• TASK REQUIREMENTS
Without the images, write out the whole listing exactly.
-- BEGIN TASK MATERIAL --
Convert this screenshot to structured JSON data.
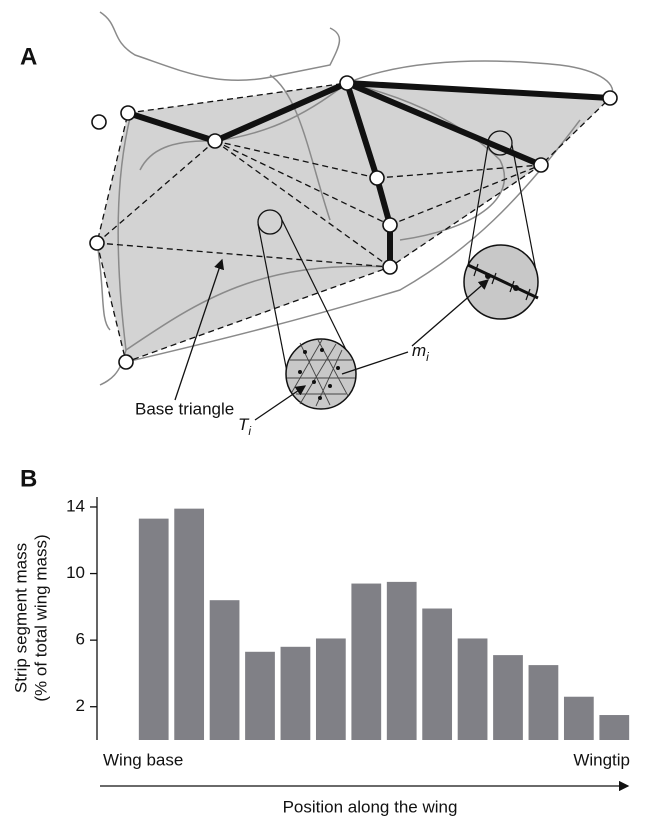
{
  "panel_a": {
    "label": "A",
    "base_triangle": "Base triangle",
    "m_label": {
      "base": "m",
      "sub": "i"
    },
    "t_label": {
      "base": "T",
      "sub": "i"
    }
  },
  "chart_data": {
    "type": "bar",
    "panel_label": "B",
    "ylabel": [
      "Strip segment mass",
      "(% of total wing mass)"
    ],
    "xlabel": "Position along the wing",
    "x_start_label": "Wing base",
    "x_end_label": "Wingtip",
    "categories": [
      null,
      null,
      null,
      null,
      null,
      null,
      null,
      null,
      null,
      null,
      null,
      null,
      null,
      null
    ],
    "values": [
      13.3,
      13.9,
      8.4,
      5.3,
      5.6,
      6.1,
      9.4,
      9.5,
      7.9,
      6.1,
      5.1,
      4.5,
      2.6,
      1.5
    ],
    "color": "#808086",
    "ylim": [
      0,
      14.6
    ],
    "yticks": [
      2,
      6,
      10,
      14
    ]
  }
}
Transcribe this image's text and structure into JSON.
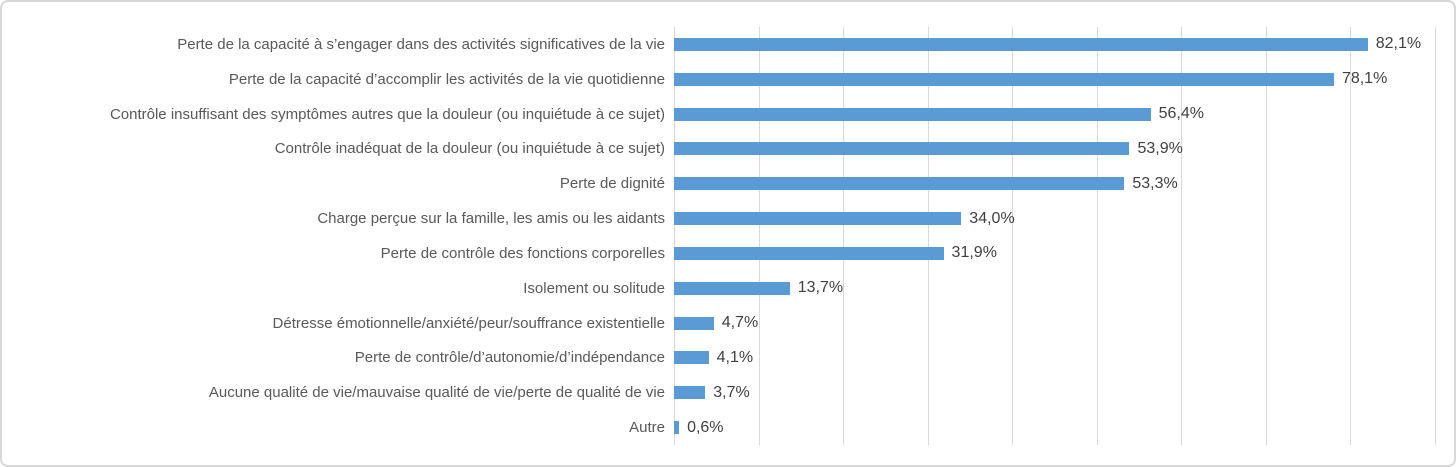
{
  "chart_data": {
    "type": "bar",
    "orientation": "horizontal",
    "title": "",
    "xlabel": "",
    "ylabel": "",
    "xlim": [
      0,
      90
    ],
    "gridline_interval": 10,
    "grid": true,
    "legend": false,
    "bar_color": "#5B9BD5",
    "gridline_color": "#D9D9D9",
    "category_text_color": "#595959",
    "value_text_color": "#404040",
    "categories": [
      "Perte de la capacité à s’engager dans des activités significatives de la vie",
      "Perte de la capacité d’accomplir les activités de la vie quotidienne",
      "Contrôle insuffisant des symptômes autres que la douleur (ou inquiétude à ce sujet)",
      "Contrôle inadéquat de la douleur (ou inquiétude à ce sujet)",
      "Perte de dignité",
      "Charge perçue sur la famille, les amis ou les aidants",
      "Perte de contrôle des fonctions corporelles",
      "Isolement ou solitude",
      "Détresse émotionnelle/anxiété/peur/souffrance existentielle",
      "Perte de contrôle/d’autonomie/d’indépendance",
      "Aucune qualité de vie/mauvaise qualité de vie/perte de qualité de vie",
      "Autre"
    ],
    "values": [
      82.1,
      78.1,
      56.4,
      53.9,
      53.3,
      34.0,
      31.9,
      13.7,
      4.7,
      4.1,
      3.7,
      0.6
    ],
    "value_labels": [
      "82,1%",
      "78,1%",
      "56,4%",
      "53,9%",
      "53,3%",
      "34,0%",
      "31,9%",
      "13,7%",
      "4,7%",
      "4,1%",
      "3,7%",
      "0,6%"
    ]
  }
}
-- END TASK MATERIAL --
• RESULT BELOW
Convert this screenshot to structured JSON data.
{
  "panel_a": {
    "label": "A",
    "base_triangle": "Base triangle",
    "m_label": {
      "base": "m",
      "sub": "i"
    },
    "t_label": {
      "base": "T",
      "sub": "i"
    }
  },
  "chart_data": {
    "type": "bar",
    "panel_label": "B",
    "ylabel": [
      "Strip segment mass",
      "(% of total wing mass)"
    ],
    "xlabel": "Position along the wing",
    "x_start_label": "Wing base",
    "x_end_label": "Wingtip",
    "categories": [
      null,
      null,
      null,
      null,
      null,
      null,
      null,
      null,
      null,
      null,
      null,
      null,
      null,
      null
    ],
    "values": [
      13.3,
      13.9,
      8.4,
      5.3,
      5.6,
      6.1,
      9.4,
      9.5,
      7.9,
      6.1,
      5.1,
      4.5,
      2.6,
      1.5
    ],
    "color": "#808086",
    "ylim": [
      0,
      14.6
    ],
    "yticks": [
      2,
      6,
      10,
      14
    ]
  }
}
Transcribe this image's text and structure into JSON.
{
  "chart_data": {
    "type": "bar",
    "orientation": "horizontal",
    "title": "",
    "xlabel": "",
    "ylabel": "",
    "xlim": [
      0,
      90
    ],
    "gridline_interval": 10,
    "grid": true,
    "legend": false,
    "bar_color": "#5B9BD5",
    "gridline_color": "#D9D9D9",
    "category_text_color": "#595959",
    "value_text_color": "#404040",
    "categories": [
      "Perte de la capacité à s’engager dans des activités significatives de la vie",
      "Perte de la capacité d’accomplir les activités de la vie quotidienne",
      "Contrôle insuffisant des symptômes autres que la douleur (ou inquiétude à ce sujet)",
      "Contrôle inadéquat de la douleur (ou inquiétude à ce sujet)",
      "Perte de dignité",
      "Charge perçue sur la famille, les amis ou les aidants",
      "Perte de contrôle des fonctions corporelles",
      "Isolement ou solitude",
      "Détresse émotionnelle/anxiété/peur/souffrance existentielle",
      "Perte de contrôle/d’autonomie/d’indépendance",
      "Aucune qualité de vie/mauvaise qualité de vie/perte de qualité de vie",
      "Autre"
    ],
    "values": [
      82.1,
      78.1,
      56.4,
      53.9,
      53.3,
      34.0,
      31.9,
      13.7,
      4.7,
      4.1,
      3.7,
      0.6
    ],
    "value_labels": [
      "82,1%",
      "78,1%",
      "56,4%",
      "53,9%",
      "53,3%",
      "34,0%",
      "31,9%",
      "13,7%",
      "4,7%",
      "4,1%",
      "3,7%",
      "0,6%"
    ]
  }
}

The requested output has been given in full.